Copy all of the material word for word, except for the pictures.

### Given entries

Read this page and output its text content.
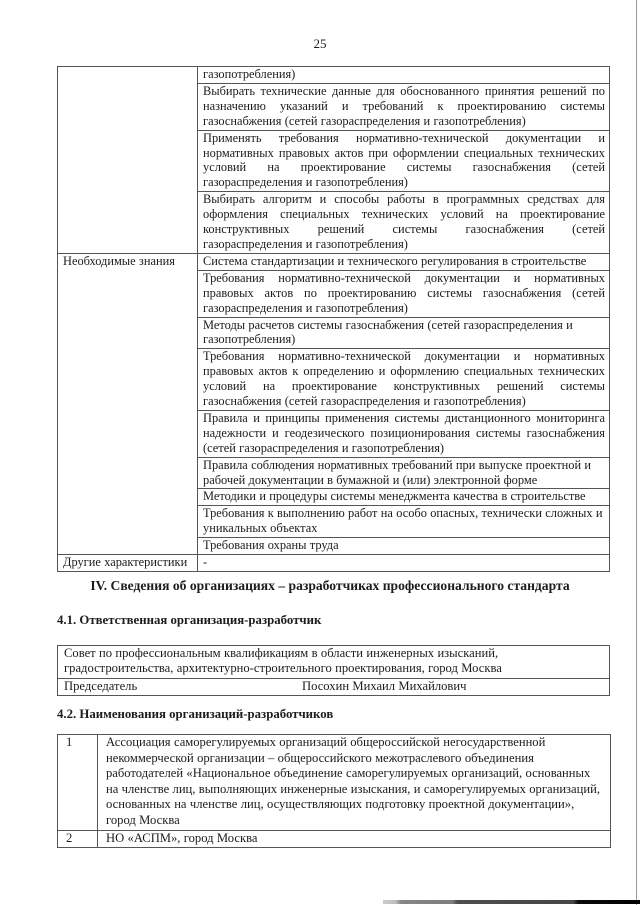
25
	газопотребления)
	Выбирать технические данные для обоснованного принятия решений по назначению указаний и требований к проектированию системы газоснабжения (сетей газораспределения и газопотребления)
	Применять требования нормативно-технической документации и нормативных правовых актов при оформлении специальных технических условий на проектирование системы газоснабжения (сетей газораспределения и газопотребления)
	Выбирать алгоритм и способы работы в программных средствах для оформления специальных технических условий на проектирование конструктивных решений системы газоснабжения (сетей газораспределения и газопотребления)
Необходимые знания	Система стандартизации и технического регулирования в строительстве
	Требования нормативно-технической документации и нормативных правовых актов по проектированию системы газоснабжения (сетей газораспределения и газопотребления)
	Методы расчетов системы газоснабжения (сетей газораспределения и газопотребления)
	Требования нормативно-технической документации и нормативных правовых актов к определению и оформлению специальных технических условий на проектирование конструктивных решений системы газоснабжения (сетей газораспределения и газопотребления)
	Правила и принципы применения системы дистанционного мониторинга надежности и геодезического позиционирования системы газоснабжения (сетей газораспределения и газопотребления)
	Правила соблюдения нормативных требований при выпуске проектной и рабочей документации в бумажной и (или) электронной форме
	Методики и процедуры системы менеджмента качества в строительстве
	Требования к выполнению работ на особо опасных, технически сложных и уникальных объектах
	Требования охраны труда
Другие характеристики	-
IV. Сведения об организациях – разработчиках профессионального стандарта
4.1. Ответственная организация-разработчик
Совет по профессиональным квалификациям в области инженерных изысканий, градостроительства, архитектурно-строительного проектирования, город Москва
Председатель	Посохин Михаил Михайлович
4.2. Наименования организаций-разработчиков
1	Ассоциация саморегулируемых организаций общероссийской негосударственной некоммерческой организации – общероссийского межотраслевого объединения работодателей «Национальное объединение саморегулируемых организаций, основанных на членстве лиц, выполняющих инженерные изыскания, и саморегулируемых организаций, основанных на членстве лиц, осуществляющих подготовку проектной документации», город Москва
2	НО «АСПМ», город Москва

######

[The response]
Read this page and output its text content.
25
	газопотребления)
	Выбирать технические данные для обоснованного принятия решений по назначению указаний и требований к проектированию системы газоснабжения (сетей газораспределения и газопотребления)
	Применять требования нормативно-технической документации и нормативных правовых актов при оформлении специальных технических условий на проектирование системы газоснабжения (сетей газораспределения и газопотребления)
	Выбирать алгоритм и способы работы в программных средствах для оформления специальных технических условий на проектирование конструктивных решений системы газоснабжения (сетей газораспределения и газопотребления)
Необходимые знания	Система стандартизации и технического регулирования в строительстве
	Требования нормативно-технической документации и нормативных правовых актов по проектированию системы газоснабжения (сетей газораспределения и газопотребления)
	Методы расчетов системы газоснабжения (сетей газораспределения и газопотребления)
	Требования нормативно-технической документации и нормативных правовых актов к определению и оформлению специальных технических условий на проектирование конструктивных решений системы газоснабжения (сетей газораспределения и газопотребления)
	Правила и принципы применения системы дистанционного мониторинга надежности и геодезического позиционирования системы газоснабжения (сетей газораспределения и газопотребления)
	Правила соблюдения нормативных требований при выпуске проектной и рабочей документации в бумажной и (или) электронной форме
	Методики и процедуры системы менеджмента качества в строительстве
	Требования к выполнению работ на особо опасных, технически сложных и уникальных объектах
	Требования охраны труда
Другие характеристики	-
IV. Сведения об организациях – разработчиках профессионального стандарта
4.1. Ответственная организация-разработчик
Совет по профессиональным квалификациям в области инженерных изысканий, градостроительства, архитектурно-строительного проектирования, город Москва
Председатель	Посохин Михаил Михайлович
4.2. Наименования организаций-разработчиков
1	Ассоциация саморегулируемых организаций общероссийской негосударственной некоммерческой организации – общероссийского межотраслевого объединения работодателей «Национальное объединение саморегулируемых организаций, основанных на членстве лиц, выполняющих инженерные изыскания, и саморегулируемых организаций, основанных на членстве лиц, осуществляющих подготовку проектной документации», город Москва
2	НО «АСПМ», город Москва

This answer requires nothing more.